• _PROBLEM DETAILS_: Reproduce each line from the records that holds "Normal".

'''

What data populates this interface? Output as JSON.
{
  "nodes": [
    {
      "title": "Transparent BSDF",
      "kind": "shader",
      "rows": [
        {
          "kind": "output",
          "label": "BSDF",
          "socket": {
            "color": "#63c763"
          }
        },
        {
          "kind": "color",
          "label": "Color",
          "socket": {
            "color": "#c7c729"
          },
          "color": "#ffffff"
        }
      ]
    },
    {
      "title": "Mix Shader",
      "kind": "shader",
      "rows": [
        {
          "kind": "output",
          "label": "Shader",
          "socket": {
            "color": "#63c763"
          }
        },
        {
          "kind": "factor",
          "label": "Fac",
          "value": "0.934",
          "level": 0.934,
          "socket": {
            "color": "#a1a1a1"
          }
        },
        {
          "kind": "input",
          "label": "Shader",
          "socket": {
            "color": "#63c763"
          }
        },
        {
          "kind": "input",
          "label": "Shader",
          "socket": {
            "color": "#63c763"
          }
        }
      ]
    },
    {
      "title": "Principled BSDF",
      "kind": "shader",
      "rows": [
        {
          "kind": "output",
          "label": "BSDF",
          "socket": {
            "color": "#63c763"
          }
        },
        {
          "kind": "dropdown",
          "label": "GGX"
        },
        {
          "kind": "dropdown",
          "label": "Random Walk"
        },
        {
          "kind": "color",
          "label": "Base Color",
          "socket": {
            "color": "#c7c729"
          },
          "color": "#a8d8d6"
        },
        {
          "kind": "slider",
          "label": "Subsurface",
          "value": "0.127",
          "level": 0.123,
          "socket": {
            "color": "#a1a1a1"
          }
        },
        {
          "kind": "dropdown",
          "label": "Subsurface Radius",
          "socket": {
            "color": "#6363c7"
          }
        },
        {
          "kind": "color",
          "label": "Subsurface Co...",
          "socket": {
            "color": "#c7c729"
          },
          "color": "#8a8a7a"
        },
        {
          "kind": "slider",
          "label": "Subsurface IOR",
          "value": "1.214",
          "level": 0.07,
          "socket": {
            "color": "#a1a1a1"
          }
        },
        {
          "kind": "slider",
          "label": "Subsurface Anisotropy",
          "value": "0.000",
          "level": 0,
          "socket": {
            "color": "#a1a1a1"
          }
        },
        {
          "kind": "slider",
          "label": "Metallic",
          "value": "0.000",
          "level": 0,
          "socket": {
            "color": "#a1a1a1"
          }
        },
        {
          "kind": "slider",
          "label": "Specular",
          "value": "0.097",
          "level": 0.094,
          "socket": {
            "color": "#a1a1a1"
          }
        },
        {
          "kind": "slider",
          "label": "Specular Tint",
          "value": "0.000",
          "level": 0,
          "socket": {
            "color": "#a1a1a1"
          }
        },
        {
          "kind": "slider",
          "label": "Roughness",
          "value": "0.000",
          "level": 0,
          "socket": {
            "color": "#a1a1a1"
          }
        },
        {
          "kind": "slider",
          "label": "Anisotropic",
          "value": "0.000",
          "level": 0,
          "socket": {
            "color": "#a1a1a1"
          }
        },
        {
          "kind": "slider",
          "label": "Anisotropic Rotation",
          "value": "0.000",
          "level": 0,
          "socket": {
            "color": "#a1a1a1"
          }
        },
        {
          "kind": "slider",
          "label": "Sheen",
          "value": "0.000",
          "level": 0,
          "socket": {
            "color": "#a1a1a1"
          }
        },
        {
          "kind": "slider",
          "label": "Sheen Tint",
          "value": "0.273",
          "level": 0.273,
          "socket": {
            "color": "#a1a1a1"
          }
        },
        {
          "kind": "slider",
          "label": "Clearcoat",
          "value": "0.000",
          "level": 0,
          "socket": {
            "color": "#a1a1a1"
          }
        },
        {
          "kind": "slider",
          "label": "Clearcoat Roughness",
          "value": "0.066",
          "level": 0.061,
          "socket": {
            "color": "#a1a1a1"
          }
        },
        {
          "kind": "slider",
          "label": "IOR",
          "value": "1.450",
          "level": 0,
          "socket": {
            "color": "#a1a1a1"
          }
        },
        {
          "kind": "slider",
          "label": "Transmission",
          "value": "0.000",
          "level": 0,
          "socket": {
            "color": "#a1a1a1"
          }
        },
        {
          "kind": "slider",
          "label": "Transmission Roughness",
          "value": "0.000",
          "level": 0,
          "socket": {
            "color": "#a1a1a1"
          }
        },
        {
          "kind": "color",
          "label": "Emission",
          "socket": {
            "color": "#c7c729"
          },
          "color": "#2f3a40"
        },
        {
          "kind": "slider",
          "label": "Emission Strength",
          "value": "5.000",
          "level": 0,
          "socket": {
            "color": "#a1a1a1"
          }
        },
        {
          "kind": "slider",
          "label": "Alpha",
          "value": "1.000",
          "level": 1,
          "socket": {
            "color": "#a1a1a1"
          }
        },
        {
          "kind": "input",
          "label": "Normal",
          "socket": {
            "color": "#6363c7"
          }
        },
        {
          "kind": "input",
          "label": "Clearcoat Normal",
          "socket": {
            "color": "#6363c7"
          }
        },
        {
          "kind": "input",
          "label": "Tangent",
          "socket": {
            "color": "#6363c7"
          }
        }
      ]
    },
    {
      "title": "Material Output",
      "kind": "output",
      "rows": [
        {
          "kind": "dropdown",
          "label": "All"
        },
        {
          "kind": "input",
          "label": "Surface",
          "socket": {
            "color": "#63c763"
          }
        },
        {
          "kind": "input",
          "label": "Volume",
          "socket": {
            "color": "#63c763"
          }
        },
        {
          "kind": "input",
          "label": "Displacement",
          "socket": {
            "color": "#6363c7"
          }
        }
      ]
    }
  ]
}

'''

• _CORRECT RESULT_:
          "label": "Normal",
          "label": "Clearcoat Normal",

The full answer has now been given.